Work to do: Every line of the data must be copied exactly.

Exercise data:
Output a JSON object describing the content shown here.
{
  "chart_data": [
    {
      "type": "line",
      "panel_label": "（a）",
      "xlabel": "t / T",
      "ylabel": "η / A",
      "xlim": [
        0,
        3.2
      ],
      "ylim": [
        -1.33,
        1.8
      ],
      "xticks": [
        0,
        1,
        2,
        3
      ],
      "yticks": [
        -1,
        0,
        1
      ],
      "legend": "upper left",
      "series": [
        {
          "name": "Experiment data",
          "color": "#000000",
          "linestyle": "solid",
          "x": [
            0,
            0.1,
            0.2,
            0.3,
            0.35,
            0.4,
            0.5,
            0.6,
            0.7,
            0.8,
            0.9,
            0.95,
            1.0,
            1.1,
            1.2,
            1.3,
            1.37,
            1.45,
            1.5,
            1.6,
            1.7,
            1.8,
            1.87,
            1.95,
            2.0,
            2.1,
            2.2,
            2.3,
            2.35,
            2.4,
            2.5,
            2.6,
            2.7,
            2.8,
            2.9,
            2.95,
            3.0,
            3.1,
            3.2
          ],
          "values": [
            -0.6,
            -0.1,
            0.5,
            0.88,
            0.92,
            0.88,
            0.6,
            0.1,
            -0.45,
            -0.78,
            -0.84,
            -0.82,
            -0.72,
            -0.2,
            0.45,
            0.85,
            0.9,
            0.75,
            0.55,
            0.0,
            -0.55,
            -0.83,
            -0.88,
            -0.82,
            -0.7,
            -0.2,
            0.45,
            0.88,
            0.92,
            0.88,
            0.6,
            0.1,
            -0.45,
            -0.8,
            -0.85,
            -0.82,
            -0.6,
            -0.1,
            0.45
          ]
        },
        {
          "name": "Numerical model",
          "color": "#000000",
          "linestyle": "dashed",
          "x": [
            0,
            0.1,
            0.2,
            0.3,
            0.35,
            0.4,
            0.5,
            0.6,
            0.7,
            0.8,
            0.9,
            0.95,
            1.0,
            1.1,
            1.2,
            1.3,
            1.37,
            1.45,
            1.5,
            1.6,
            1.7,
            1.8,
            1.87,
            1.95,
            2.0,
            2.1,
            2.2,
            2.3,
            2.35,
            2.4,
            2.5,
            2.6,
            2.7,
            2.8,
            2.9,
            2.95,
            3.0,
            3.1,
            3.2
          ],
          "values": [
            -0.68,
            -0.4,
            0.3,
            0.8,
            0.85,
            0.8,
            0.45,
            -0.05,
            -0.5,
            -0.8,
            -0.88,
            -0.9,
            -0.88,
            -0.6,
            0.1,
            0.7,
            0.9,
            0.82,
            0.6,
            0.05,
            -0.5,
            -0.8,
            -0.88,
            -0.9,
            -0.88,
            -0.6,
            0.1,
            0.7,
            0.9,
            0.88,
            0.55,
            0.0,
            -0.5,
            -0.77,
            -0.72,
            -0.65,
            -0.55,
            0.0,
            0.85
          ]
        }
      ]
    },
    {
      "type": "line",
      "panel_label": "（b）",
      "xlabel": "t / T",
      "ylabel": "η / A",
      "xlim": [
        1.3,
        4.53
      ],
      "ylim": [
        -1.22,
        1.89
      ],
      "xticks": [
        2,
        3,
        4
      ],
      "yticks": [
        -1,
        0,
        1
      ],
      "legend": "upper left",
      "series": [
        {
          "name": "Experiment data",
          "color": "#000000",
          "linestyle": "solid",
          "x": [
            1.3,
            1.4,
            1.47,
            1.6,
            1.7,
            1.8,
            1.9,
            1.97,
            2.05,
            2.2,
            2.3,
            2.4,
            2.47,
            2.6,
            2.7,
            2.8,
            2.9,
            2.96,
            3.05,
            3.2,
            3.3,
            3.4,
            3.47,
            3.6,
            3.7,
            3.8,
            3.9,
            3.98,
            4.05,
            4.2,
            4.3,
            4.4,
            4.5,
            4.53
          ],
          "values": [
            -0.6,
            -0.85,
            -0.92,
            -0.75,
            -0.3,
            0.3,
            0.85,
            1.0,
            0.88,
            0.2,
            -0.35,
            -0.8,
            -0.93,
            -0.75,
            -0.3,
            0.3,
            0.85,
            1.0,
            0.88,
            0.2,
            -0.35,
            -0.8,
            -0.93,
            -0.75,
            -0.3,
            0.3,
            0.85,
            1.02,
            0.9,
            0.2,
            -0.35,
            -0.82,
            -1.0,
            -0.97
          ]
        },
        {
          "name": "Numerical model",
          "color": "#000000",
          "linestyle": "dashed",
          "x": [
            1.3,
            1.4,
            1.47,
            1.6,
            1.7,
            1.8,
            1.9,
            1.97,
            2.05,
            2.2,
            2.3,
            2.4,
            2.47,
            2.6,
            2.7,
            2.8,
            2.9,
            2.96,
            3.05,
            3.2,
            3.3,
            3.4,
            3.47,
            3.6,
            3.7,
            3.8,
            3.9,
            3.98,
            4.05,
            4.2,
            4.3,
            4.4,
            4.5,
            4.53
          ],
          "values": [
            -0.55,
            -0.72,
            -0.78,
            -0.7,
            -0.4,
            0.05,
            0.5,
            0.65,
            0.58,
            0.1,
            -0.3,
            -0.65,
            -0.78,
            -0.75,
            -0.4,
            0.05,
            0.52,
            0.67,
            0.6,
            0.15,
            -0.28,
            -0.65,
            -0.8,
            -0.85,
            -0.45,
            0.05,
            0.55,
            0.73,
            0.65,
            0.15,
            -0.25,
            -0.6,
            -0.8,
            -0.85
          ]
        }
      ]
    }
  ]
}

Task response:
Output a JSON object describing the content shown here.
{
  "chart_data": [
    {
      "type": "line",
      "panel_label": "（a）",
      "xlabel": "t / T",
      "ylabel": "η / A",
      "xlim": [
        0,
        3.2
      ],
      "ylim": [
        -1.33,
        1.8
      ],
      "xticks": [
        0,
        1,
        2,
        3
      ],
      "yticks": [
        -1,
        0,
        1
      ],
      "legend": "upper left",
      "series": [
        {
          "name": "Experiment data",
          "color": "#000000",
          "linestyle": "solid",
          "x": [
            0,
            0.1,
            0.2,
            0.3,
            0.35,
            0.4,
            0.5,
            0.6,
            0.7,
            0.8,
            0.9,
            0.95,
            1.0,
            1.1,
            1.2,
            1.3,
            1.37,
            1.45,
            1.5,
            1.6,
            1.7,
            1.8,
            1.87,
            1.95,
            2.0,
            2.1,
            2.2,
            2.3,
            2.35,
            2.4,
            2.5,
            2.6,
            2.7,
            2.8,
            2.9,
            2.95,
            3.0,
            3.1,
            3.2
          ],
          "values": [
            -0.6,
            -0.1,
            0.5,
            0.88,
            0.92,
            0.88,
            0.6,
            0.1,
            -0.45,
            -0.78,
            -0.84,
            -0.82,
            -0.72,
            -0.2,
            0.45,
            0.85,
            0.9,
            0.75,
            0.55,
            0.0,
            -0.55,
            -0.83,
            -0.88,
            -0.82,
            -0.7,
            -0.2,
            0.45,
            0.88,
            0.92,
            0.88,
            0.6,
            0.1,
            -0.45,
            -0.8,
            -0.85,
            -0.82,
            -0.6,
            -0.1,
            0.45
          ]
        },
        {
          "name": "Numerical model",
          "color": "#000000",
          "linestyle": "dashed",
          "x": [
            0,
            0.1,
            0.2,
            0.3,
            0.35,
            0.4,
            0.5,
            0.6,
            0.7,
            0.8,
            0.9,
            0.95,
            1.0,
            1.1,
            1.2,
            1.3,
            1.37,
            1.45,
            1.5,
            1.6,
            1.7,
            1.8,
            1.87,
            1.95,
            2.0,
            2.1,
            2.2,
            2.3,
            2.35,
            2.4,
            2.5,
            2.6,
            2.7,
            2.8,
            2.9,
            2.95,
            3.0,
            3.1,
            3.2
          ],
          "values": [
            -0.68,
            -0.4,
            0.3,
            0.8,
            0.85,
            0.8,
            0.45,
            -0.05,
            -0.5,
            -0.8,
            -0.88,
            -0.9,
            -0.88,
            -0.6,
            0.1,
            0.7,
            0.9,
            0.82,
            0.6,
            0.05,
            -0.5,
            -0.8,
            -0.88,
            -0.9,
            -0.88,
            -0.6,
            0.1,
            0.7,
            0.9,
            0.88,
            0.55,
            0.0,
            -0.5,
            -0.77,
            -0.72,
            -0.65,
            -0.55,
            0.0,
            0.85
          ]
        }
      ]
    },
    {
      "type": "line",
      "panel_label": "（b）",
      "xlabel": "t / T",
      "ylabel": "η / A",
      "xlim": [
        1.3,
        4.53
      ],
      "ylim": [
        -1.22,
        1.89
      ],
      "xticks": [
        2,
        3,
        4
      ],
      "yticks": [
        -1,
        0,
        1
      ],
      "legend": "upper left",
      "series": [
        {
          "name": "Experiment data",
          "color": "#000000",
          "linestyle": "solid",
          "x": [
            1.3,
            1.4,
            1.47,
            1.6,
            1.7,
            1.8,
            1.9,
            1.97,
            2.05,
            2.2,
            2.3,
            2.4,
            2.47,
            2.6,
            2.7,
            2.8,
            2.9,
            2.96,
            3.05,
            3.2,
            3.3,
            3.4,
            3.47,
            3.6,
            3.7,
            3.8,
            3.9,
            3.98,
            4.05,
            4.2,
            4.3,
            4.4,
            4.5,
            4.53
          ],
          "values": [
            -0.6,
            -0.85,
            -0.92,
            -0.75,
            -0.3,
            0.3,
            0.85,
            1.0,
            0.88,
            0.2,
            -0.35,
            -0.8,
            -0.93,
            -0.75,
            -0.3,
            0.3,
            0.85,
            1.0,
            0.88,
            0.2,
            -0.35,
            -0.8,
            -0.93,
            -0.75,
            -0.3,
            0.3,
            0.85,
            1.02,
            0.9,
            0.2,
            -0.35,
            -0.82,
            -1.0,
            -0.97
          ]
        },
        {
          "name": "Numerical model",
          "color": "#000000",
          "linestyle": "dashed",
          "x": [
            1.3,
            1.4,
            1.47,
            1.6,
            1.7,
            1.8,
            1.9,
            1.97,
            2.05,
            2.2,
            2.3,
            2.4,
            2.47,
            2.6,
            2.7,
            2.8,
            2.9,
            2.96,
            3.05,
            3.2,
            3.3,
            3.4,
            3.47,
            3.6,
            3.7,
            3.8,
            3.9,
            3.98,
            4.05,
            4.2,
            4.3,
            4.4,
            4.5,
            4.53
          ],
          "values": [
            -0.55,
            -0.72,
            -0.78,
            -0.7,
            -0.4,
            0.05,
            0.5,
            0.65,
            0.58,
            0.1,
            -0.3,
            -0.65,
            -0.78,
            -0.75,
            -0.4,
            0.05,
            0.52,
            0.67,
            0.6,
            0.15,
            -0.28,
            -0.65,
            -0.8,
            -0.85,
            -0.45,
            0.05,
            0.55,
            0.73,
            0.65,
            0.15,
            -0.25,
            -0.6,
            -0.8,
            -0.85
          ]
        }
      ]
    }
  ]
}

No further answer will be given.